Set problem. Write the count of lines that contain the word "perpétuent" and nothing else.
··· Material for the task
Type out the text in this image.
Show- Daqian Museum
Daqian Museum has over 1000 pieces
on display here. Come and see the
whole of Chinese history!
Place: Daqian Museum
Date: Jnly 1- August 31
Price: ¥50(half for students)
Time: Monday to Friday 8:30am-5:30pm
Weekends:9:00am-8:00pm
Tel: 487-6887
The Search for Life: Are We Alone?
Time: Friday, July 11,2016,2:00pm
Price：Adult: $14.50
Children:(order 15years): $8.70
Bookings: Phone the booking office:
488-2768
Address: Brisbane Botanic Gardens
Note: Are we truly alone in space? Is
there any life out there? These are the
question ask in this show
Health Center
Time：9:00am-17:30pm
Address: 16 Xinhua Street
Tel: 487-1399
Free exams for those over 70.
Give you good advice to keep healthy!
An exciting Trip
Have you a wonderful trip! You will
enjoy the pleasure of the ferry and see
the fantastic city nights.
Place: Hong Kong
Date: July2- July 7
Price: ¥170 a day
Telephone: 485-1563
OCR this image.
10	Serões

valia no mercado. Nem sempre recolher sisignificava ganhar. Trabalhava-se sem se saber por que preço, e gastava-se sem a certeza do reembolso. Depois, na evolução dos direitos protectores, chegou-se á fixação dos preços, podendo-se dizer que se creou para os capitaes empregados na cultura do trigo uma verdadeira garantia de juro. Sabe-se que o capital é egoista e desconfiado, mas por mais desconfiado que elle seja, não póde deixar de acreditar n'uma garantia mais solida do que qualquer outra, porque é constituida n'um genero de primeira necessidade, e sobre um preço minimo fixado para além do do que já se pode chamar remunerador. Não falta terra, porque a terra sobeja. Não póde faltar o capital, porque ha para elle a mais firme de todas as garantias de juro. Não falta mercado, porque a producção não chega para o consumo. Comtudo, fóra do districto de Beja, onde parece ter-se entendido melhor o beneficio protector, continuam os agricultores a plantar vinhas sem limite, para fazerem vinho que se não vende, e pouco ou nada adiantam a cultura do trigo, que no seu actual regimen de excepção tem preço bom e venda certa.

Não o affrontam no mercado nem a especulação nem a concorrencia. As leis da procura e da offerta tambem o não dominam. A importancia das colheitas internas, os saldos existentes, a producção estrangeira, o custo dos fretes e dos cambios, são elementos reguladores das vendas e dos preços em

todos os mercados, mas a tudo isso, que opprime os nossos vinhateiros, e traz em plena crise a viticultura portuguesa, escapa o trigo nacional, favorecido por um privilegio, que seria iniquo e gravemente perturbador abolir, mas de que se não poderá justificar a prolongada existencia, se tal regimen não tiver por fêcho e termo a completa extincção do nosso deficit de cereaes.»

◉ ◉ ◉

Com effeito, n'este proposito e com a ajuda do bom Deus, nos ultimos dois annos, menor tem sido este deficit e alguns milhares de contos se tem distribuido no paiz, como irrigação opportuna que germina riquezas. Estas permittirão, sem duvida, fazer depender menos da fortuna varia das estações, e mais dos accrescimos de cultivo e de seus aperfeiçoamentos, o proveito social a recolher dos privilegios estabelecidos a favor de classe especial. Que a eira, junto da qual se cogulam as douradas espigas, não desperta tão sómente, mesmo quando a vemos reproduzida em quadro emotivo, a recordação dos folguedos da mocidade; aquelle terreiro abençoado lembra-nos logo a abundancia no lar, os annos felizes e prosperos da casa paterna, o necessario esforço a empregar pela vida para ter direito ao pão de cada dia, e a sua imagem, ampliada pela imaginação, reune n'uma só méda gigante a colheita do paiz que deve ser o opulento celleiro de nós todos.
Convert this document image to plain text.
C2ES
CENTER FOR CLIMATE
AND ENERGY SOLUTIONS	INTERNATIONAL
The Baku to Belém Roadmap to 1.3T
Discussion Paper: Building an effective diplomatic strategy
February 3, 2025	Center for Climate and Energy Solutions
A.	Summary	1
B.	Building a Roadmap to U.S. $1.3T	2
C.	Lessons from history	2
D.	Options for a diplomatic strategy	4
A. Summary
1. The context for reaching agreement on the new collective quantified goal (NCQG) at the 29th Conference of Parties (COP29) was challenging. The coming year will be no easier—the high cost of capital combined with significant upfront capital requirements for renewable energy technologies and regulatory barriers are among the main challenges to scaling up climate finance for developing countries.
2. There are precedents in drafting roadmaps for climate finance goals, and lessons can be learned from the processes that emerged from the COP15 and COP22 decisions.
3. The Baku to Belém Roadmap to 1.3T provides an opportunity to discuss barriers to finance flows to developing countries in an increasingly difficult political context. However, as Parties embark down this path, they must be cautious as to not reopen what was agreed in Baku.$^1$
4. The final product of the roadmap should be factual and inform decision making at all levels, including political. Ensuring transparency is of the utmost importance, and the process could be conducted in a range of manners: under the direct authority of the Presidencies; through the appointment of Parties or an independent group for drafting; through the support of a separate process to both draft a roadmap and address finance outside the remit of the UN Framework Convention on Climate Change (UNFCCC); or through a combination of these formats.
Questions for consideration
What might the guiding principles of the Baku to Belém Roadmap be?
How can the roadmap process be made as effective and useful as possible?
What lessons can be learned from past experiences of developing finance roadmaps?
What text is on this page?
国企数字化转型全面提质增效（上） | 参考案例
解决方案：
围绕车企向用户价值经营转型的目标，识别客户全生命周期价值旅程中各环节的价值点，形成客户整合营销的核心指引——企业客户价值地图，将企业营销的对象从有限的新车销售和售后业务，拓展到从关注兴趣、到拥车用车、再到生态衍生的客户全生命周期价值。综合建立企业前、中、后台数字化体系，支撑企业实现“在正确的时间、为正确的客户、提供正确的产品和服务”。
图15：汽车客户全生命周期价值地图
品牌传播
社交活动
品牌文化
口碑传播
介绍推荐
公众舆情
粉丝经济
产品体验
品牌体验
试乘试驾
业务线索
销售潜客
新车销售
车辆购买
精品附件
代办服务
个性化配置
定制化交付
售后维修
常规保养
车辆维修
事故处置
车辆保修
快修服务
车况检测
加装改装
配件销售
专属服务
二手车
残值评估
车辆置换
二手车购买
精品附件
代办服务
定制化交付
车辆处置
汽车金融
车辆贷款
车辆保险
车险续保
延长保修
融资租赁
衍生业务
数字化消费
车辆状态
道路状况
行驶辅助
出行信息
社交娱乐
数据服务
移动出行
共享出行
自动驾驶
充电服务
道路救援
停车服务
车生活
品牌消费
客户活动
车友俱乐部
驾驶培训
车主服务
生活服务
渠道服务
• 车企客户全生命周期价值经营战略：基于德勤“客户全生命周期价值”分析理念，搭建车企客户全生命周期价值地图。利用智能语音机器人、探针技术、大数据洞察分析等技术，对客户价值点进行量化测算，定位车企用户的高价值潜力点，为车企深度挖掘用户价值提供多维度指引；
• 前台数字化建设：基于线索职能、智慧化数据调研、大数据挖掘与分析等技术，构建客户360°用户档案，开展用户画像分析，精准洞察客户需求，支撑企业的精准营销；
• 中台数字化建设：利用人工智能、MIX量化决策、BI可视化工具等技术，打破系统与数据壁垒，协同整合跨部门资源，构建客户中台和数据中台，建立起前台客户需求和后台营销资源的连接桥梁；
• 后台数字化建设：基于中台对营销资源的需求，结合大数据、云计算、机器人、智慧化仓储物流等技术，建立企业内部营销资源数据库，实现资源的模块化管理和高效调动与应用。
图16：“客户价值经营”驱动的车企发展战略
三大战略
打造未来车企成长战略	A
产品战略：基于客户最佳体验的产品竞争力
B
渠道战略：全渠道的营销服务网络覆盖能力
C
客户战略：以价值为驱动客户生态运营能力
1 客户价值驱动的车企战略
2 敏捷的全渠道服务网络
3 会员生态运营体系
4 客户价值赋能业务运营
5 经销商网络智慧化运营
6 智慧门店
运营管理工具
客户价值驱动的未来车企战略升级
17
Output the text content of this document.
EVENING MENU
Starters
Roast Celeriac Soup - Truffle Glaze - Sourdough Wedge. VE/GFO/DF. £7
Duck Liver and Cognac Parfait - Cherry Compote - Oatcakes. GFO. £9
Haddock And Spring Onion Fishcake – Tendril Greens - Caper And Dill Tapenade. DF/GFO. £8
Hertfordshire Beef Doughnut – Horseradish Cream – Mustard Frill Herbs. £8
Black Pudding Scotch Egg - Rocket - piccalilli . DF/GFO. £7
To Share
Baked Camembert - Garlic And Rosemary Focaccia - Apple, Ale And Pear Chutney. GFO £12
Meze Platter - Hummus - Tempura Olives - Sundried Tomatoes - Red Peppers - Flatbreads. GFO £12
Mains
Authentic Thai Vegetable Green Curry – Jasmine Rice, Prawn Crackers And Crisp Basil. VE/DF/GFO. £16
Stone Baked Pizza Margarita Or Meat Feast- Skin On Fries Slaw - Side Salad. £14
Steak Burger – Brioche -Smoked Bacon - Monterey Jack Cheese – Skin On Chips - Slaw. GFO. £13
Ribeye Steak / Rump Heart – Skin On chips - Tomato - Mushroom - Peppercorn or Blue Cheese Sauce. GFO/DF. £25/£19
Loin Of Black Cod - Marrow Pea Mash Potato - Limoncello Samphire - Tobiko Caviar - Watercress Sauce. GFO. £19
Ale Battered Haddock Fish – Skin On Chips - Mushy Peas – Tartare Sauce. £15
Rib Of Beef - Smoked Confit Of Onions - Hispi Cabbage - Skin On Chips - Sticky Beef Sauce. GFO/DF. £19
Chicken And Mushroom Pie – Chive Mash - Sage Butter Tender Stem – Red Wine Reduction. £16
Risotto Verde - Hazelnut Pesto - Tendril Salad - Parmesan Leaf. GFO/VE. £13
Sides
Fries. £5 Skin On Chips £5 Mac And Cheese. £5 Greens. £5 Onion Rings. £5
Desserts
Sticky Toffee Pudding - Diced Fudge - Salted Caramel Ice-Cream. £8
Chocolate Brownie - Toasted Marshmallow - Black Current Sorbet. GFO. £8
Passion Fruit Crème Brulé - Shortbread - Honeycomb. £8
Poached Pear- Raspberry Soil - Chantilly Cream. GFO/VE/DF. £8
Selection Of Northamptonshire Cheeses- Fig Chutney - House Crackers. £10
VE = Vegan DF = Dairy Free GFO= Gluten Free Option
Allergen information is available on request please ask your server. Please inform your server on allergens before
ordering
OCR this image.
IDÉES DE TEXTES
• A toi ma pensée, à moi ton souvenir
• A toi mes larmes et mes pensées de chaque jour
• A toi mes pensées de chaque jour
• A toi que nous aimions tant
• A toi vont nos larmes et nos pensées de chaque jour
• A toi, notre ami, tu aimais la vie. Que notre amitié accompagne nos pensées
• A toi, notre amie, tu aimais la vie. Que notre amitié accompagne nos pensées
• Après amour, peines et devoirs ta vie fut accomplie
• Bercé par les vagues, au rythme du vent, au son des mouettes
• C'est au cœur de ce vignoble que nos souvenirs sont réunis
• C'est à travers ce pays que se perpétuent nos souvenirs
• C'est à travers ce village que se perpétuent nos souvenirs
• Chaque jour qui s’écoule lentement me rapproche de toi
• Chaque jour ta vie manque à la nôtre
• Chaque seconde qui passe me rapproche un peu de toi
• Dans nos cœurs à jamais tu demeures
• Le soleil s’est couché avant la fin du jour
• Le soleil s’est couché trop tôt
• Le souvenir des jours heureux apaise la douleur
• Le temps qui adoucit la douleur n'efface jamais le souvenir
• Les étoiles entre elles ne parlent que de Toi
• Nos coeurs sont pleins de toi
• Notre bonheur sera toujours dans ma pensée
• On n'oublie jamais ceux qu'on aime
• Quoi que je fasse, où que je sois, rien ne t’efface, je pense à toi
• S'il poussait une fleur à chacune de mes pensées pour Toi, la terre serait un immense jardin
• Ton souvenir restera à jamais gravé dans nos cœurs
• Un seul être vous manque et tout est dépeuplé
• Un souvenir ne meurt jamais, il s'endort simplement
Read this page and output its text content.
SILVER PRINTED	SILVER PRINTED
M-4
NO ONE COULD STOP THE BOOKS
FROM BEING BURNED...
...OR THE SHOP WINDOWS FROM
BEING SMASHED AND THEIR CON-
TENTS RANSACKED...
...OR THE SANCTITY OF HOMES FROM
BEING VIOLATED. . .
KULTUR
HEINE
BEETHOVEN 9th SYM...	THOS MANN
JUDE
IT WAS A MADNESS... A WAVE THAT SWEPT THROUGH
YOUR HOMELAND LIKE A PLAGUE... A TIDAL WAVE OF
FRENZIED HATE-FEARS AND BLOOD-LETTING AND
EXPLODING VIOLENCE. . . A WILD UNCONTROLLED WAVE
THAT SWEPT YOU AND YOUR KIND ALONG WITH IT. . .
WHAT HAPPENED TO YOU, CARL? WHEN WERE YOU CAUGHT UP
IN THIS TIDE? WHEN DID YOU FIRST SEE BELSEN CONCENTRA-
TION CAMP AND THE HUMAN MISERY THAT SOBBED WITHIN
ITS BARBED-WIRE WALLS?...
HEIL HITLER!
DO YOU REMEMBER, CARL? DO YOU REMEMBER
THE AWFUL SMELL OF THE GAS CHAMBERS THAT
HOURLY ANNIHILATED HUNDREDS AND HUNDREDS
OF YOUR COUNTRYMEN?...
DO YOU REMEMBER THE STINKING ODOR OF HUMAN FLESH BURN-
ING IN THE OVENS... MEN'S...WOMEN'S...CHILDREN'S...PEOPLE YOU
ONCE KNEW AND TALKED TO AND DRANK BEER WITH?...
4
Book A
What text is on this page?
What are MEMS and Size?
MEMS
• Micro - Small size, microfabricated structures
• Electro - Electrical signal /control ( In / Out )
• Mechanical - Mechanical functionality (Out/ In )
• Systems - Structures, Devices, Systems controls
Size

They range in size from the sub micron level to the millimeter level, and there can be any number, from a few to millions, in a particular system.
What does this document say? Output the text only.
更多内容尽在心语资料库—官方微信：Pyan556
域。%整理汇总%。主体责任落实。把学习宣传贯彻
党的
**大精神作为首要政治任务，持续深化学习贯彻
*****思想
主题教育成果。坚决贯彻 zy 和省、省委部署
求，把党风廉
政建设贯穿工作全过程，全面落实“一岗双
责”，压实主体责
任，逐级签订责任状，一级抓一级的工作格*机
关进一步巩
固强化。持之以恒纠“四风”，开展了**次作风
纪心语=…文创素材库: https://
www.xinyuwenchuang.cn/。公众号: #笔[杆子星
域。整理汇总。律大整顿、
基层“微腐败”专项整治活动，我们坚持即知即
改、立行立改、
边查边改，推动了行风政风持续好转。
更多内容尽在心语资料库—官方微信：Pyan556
······
Solution for this problem. 2